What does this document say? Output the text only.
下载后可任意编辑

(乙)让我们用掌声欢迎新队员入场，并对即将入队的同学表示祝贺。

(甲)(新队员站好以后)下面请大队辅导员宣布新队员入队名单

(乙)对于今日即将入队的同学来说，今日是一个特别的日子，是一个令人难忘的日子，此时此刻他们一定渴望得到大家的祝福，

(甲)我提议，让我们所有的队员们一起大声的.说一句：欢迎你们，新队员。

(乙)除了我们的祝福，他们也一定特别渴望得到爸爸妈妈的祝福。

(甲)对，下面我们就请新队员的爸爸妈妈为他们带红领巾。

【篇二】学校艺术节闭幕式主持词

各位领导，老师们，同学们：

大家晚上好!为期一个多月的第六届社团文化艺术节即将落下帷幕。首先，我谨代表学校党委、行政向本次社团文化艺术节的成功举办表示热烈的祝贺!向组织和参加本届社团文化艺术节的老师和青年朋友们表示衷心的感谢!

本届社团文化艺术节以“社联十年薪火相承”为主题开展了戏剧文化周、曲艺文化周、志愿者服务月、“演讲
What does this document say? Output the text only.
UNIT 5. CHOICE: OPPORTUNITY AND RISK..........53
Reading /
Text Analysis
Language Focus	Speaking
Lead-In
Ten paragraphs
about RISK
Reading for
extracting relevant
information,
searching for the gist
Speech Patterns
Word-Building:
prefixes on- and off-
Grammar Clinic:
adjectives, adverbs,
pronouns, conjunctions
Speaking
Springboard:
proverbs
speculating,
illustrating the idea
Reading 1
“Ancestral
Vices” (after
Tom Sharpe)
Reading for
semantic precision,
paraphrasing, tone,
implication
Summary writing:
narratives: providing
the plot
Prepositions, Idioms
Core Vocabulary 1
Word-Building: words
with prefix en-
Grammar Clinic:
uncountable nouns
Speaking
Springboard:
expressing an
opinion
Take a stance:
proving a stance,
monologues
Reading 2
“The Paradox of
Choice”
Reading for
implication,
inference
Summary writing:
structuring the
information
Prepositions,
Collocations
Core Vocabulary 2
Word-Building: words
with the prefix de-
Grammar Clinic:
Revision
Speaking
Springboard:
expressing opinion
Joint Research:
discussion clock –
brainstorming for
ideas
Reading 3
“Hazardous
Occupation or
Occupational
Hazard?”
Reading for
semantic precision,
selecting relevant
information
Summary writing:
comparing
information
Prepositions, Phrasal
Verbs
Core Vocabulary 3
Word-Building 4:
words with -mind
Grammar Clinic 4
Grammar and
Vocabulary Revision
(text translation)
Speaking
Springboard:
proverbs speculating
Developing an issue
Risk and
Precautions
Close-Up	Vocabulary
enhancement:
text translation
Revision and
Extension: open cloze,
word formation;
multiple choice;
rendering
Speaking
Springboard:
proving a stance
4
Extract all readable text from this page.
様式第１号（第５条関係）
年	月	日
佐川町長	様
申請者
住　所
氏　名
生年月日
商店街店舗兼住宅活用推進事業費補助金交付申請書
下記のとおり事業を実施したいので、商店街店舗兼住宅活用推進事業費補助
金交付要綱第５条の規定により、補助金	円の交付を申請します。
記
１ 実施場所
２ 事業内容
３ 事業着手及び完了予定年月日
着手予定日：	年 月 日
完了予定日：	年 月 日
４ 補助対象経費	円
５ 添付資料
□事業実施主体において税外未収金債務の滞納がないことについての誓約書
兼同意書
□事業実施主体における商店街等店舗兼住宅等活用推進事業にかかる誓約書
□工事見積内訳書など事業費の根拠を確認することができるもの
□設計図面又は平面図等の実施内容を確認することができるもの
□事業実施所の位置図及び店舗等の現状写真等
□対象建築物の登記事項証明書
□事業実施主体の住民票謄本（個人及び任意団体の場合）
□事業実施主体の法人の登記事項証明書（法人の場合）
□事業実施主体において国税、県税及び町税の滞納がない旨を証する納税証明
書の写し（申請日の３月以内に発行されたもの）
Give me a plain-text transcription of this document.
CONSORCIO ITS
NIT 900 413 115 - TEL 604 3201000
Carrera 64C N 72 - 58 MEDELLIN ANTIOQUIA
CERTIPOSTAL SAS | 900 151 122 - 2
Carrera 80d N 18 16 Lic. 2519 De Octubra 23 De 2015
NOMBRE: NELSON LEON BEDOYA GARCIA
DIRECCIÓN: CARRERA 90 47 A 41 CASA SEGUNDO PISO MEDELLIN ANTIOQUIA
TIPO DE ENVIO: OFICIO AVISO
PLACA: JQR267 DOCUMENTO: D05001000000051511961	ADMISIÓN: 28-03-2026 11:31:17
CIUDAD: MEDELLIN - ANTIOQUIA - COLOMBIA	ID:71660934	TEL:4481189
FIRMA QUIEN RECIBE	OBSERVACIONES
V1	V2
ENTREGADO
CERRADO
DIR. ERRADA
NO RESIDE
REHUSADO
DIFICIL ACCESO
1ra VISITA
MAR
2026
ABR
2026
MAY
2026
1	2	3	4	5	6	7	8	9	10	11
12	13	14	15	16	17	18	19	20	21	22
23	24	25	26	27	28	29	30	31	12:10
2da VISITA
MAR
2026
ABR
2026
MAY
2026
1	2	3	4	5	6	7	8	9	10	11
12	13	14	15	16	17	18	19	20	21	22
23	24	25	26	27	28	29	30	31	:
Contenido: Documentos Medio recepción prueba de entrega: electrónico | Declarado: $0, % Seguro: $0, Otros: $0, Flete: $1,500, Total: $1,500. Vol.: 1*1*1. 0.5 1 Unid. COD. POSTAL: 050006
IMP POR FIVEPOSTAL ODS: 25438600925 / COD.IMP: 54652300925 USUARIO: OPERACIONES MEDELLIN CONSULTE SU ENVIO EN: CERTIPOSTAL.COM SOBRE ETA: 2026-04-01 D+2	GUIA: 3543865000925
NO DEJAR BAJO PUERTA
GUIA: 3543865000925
■ ■ ■ ■ ■ ■ ■
● Aim
Retype the listing exactly, in full.

● Worked answer
What does this document say? Output the text only.
下载后可任意编辑

(乙)让我们用掌声欢迎新队员入场，并对即将入队的同学表示祝贺。

(甲)(新队员站好以后)下面请大队辅导员宣布新队员入队名单

(乙)对于今日即将入队的同学来说，今日是一个特别的日子，是一个令人难忘的日子，此时此刻他们一定渴望得到大家的祝福，

(甲)我提议，让我们所有的队员们一起大声的.说一句：欢迎你们，新队员。

(乙)除了我们的祝福，他们也一定特别渴望得到爸爸妈妈的祝福。

(甲)对，下面我们就请新队员的爸爸妈妈为他们带红领巾。

【篇二】学校艺术节闭幕式主持词

各位领导，老师们，同学们：

大家晚上好!为期一个多月的第六届社团文化艺术节即将落下帷幕。首先，我谨代表学校党委、行政向本次社团文化艺术节的成功举办表示热烈的祝贺!向组织和参加本届社团文化艺术节的老师和青年朋友们表示衷心的感谢!

本届社团文化艺术节以“社联十年薪火相承”为主题开展了戏剧文化周、曲艺文化周、志愿者服务月、“演讲
What does this document say? Output the text only.
UNIT 5. CHOICE: OPPORTUNITY AND RISK..........53
Reading /
Text Analysis
Language Focus	Speaking
Lead-In
Ten paragraphs
about RISK
Reading for
extracting relevant
information,
searching for the gist
Speech Patterns
Word-Building:
prefixes on- and off-
Grammar Clinic:
adjectives, adverbs,
pronouns, conjunctions
Speaking
Springboard:
proverbs
speculating,
illustrating the idea
Reading 1
“Ancestral
Vices” (after
Tom Sharpe)
Reading for
semantic precision,
paraphrasing, tone,
implication
Summary writing:
narratives: providing
the plot
Prepositions, Idioms
Core Vocabulary 1
Word-Building: words
with prefix en-
Grammar Clinic:
uncountable nouns
Speaking
Springboard:
expressing an
opinion
Take a stance:
proving a stance,
monologues
Reading 2
“The Paradox of
Choice”
Reading for
implication,
inference
Summary writing:
structuring the
information
Prepositions,
Collocations
Core Vocabulary 2
Word-Building: words
with the prefix de-
Grammar Clinic:
Revision
Speaking
Springboard:
expressing opinion
Joint Research:
discussion clock –
brainstorming for
ideas
Reading 3
“Hazardous
Occupation or
Occupational
Hazard?”
Reading for
semantic precision,
selecting relevant
information
Summary writing:
comparing
information
Prepositions, Phrasal
Verbs
Core Vocabulary 3
Word-Building 4:
words with -mind
Grammar Clinic 4
Grammar and
Vocabulary Revision
(text translation)
Speaking
Springboard:
proverbs speculating
Developing an issue
Risk and
Precautions
Close-Up	Vocabulary
enhancement:
text translation
Revision and
Extension: open cloze,
word formation;
multiple choice;
rendering
Speaking
Springboard:
proving a stance
4
Extract all readable text from this page.
様式第１号（第５条関係）
年	月	日
佐川町長	様
申請者
住　所
氏　名
生年月日
商店街店舗兼住宅活用推進事業費補助金交付申請書
下記のとおり事業を実施したいので、商店街店舗兼住宅活用推進事業費補助
金交付要綱第５条の規定により、補助金	円の交付を申請します。
記
１ 実施場所
２ 事業内容
３ 事業着手及び完了予定年月日
着手予定日：	年 月 日
完了予定日：	年 月 日
４ 補助対象経費	円
５ 添付資料
□事業実施主体において税外未収金債務の滞納がないことについての誓約書
兼同意書
□事業実施主体における商店街等店舗兼住宅等活用推進事業にかかる誓約書
□工事見積内訳書など事業費の根拠を確認することができるもの
□設計図面又は平面図等の実施内容を確認することができるもの
□事業実施所の位置図及び店舗等の現状写真等
□対象建築物の登記事項証明書
□事業実施主体の住民票謄本（個人及び任意団体の場合）
□事業実施主体の法人の登記事項証明書（法人の場合）
□事業実施主体において国税、県税及び町税の滞納がない旨を証する納税証明
書の写し（申請日の３月以内に発行されたもの）
Give me a plain-text transcription of this document.
CONSORCIO ITS
NIT 900 413 115 - TEL 604 3201000
Carrera 64C N 72 - 58 MEDELLIN ANTIOQUIA
CERTIPOSTAL SAS | 900 151 122 - 2
Carrera 80d N 18 16 Lic. 2519 De Octubra 23 De 2015
NOMBRE: NELSON LEON BEDOYA GARCIA
DIRECCIÓN: CARRERA 90 47 A 41 CASA SEGUNDO PISO MEDELLIN ANTIOQUIA
TIPO DE ENVIO: OFICIO AVISO
PLACA: JQR267 DOCUMENTO: D05001000000051511961	ADMISIÓN: 28-03-2026 11:31:17
CIUDAD: MEDELLIN - ANTIOQUIA - COLOMBIA	ID:71660934	TEL:4481189
FIRMA QUIEN RECIBE	OBSERVACIONES
V1	V2
ENTREGADO
CERRADO
DIR. ERRADA
NO RESIDE
REHUSADO
DIFICIL ACCESO
1ra VISITA
MAR
2026
ABR
2026
MAY
2026
1	2	3	4	5	6	7	8	9	10	11
12	13	14	15	16	17	18	19	20	21	22
23	24	25	26	27	28	29	30	31	12:10
2da VISITA
MAR
2026
ABR
2026
MAY
2026
1	2	3	4	5	6	7	8	9	10	11
12	13	14	15	16	17	18	19	20	21	22
23	24	25	26	27	28	29	30	31	:
Contenido: Documentos Medio recepción prueba de entrega: electrónico | Declarado: $0, % Seguro: $0, Otros: $0, Flete: $1,500, Total: $1,500. Vol.: 1*1*1. 0.5 1 Unid. COD. POSTAL: 050006
IMP POR FIVEPOSTAL ODS: 25438600925 / COD.IMP: 54652300925 USUARIO: OPERACIONES MEDELLIN CONSULTE SU ENVIO EN: CERTIPOSTAL.COM SOBRE ETA: 2026-04-01 D+2	GUIA: 3543865000925
NO DEJAR BAJO PUERTA
GUIA: 3543865000925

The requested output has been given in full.